Given data:
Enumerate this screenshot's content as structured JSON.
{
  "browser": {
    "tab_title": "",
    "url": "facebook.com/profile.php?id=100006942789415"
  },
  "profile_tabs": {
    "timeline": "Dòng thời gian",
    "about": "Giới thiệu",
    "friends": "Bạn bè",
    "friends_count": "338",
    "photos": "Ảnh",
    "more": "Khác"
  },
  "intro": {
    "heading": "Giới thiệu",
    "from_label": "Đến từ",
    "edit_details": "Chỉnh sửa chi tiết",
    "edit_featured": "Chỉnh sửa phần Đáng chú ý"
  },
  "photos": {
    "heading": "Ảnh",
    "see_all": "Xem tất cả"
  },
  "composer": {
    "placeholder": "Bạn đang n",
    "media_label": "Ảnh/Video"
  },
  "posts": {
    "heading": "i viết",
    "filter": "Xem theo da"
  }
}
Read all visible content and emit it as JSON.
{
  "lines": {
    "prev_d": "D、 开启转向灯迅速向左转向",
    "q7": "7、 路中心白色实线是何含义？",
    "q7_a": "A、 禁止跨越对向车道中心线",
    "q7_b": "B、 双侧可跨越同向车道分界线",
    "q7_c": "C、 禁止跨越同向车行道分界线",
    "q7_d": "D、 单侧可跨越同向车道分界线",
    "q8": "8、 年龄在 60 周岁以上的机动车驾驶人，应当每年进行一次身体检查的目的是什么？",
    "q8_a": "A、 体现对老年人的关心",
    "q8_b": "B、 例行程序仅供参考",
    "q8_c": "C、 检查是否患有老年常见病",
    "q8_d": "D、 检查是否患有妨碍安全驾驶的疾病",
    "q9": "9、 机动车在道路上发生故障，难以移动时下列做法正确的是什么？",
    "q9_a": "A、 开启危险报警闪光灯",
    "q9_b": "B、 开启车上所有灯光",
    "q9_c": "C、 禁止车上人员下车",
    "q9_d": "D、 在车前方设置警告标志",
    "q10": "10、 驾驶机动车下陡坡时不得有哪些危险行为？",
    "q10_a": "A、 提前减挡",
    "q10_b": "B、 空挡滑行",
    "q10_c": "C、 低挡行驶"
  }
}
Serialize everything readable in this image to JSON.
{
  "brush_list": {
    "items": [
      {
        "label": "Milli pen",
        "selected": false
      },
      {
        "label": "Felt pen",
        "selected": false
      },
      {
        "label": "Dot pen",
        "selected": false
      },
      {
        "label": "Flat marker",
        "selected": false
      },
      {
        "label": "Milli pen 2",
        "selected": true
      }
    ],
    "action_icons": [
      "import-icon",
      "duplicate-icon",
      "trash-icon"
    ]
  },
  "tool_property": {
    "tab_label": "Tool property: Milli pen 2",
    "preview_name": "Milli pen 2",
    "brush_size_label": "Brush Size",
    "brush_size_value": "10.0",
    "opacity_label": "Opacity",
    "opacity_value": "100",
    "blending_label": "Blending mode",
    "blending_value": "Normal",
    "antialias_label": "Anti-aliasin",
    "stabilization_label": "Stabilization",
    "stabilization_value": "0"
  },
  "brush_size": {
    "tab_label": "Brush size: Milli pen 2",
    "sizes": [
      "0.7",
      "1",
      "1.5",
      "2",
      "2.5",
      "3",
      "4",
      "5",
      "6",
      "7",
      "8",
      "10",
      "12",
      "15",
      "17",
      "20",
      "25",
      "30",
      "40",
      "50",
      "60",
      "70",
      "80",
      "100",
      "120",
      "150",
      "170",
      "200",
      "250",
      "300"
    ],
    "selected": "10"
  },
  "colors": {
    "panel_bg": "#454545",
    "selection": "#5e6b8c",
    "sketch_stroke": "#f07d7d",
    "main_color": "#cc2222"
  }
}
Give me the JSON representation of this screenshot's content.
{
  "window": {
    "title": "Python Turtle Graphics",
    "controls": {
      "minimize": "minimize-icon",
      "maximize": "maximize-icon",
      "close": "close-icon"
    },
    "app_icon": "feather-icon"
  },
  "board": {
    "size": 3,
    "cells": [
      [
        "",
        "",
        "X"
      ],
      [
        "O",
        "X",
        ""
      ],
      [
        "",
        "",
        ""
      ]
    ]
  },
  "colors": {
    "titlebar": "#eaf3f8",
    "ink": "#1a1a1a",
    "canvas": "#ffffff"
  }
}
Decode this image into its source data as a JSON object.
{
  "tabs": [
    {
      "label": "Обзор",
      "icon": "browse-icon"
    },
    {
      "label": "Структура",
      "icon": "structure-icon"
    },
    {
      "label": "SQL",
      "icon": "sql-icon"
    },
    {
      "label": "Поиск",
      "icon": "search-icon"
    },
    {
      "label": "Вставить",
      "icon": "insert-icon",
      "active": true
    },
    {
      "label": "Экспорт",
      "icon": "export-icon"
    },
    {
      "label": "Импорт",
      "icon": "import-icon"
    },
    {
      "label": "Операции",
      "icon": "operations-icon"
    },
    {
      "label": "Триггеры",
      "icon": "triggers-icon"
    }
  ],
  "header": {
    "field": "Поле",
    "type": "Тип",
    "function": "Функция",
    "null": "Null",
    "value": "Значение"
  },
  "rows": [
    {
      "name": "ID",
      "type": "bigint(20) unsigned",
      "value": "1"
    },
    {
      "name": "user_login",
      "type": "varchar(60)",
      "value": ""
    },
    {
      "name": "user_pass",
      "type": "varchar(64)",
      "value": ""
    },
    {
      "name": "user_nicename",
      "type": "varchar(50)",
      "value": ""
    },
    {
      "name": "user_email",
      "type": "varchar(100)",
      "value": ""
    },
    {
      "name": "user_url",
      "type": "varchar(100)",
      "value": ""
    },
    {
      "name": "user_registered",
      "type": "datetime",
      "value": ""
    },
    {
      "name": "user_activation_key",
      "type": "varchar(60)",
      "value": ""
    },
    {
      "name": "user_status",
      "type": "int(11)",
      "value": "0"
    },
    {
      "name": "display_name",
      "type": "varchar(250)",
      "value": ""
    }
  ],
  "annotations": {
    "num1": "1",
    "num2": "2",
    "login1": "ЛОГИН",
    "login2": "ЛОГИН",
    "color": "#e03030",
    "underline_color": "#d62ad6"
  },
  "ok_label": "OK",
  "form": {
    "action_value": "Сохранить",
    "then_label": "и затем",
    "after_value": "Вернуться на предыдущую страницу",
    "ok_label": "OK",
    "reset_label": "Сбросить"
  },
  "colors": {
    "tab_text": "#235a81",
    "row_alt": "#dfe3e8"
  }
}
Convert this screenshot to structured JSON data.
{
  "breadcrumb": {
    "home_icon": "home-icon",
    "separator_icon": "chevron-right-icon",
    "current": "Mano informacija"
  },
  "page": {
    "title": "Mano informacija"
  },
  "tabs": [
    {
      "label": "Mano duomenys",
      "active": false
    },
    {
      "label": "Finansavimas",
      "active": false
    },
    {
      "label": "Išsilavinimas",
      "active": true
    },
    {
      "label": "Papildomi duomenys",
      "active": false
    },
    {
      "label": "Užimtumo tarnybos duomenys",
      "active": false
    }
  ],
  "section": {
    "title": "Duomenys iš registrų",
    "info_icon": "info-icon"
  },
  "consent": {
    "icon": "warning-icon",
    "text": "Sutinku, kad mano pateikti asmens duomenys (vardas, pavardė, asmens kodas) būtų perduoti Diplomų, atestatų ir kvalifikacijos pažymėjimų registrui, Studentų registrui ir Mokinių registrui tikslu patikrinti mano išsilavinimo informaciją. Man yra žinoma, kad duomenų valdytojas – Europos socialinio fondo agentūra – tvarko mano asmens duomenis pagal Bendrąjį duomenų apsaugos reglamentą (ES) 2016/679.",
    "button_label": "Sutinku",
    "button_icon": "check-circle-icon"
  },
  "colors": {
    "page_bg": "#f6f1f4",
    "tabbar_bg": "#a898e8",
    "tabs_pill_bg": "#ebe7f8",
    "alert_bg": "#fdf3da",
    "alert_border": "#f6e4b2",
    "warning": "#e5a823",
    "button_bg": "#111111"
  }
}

Exercise directions: Pick out every line above that contains the word "type" and copy it.

Response to the task:
    "type": "Тип",
      "type": "bigint(20) unsigned",
      "type": "varchar(60)",
      "type": "varchar(64)",
      "type": "varchar(50)",
      "type": "varchar(100)",
      "type": "varchar(100)",
      "type": "datetime",
      "type": "varchar(60)",
      "type": "int(11)",
      "type": "varchar(250)",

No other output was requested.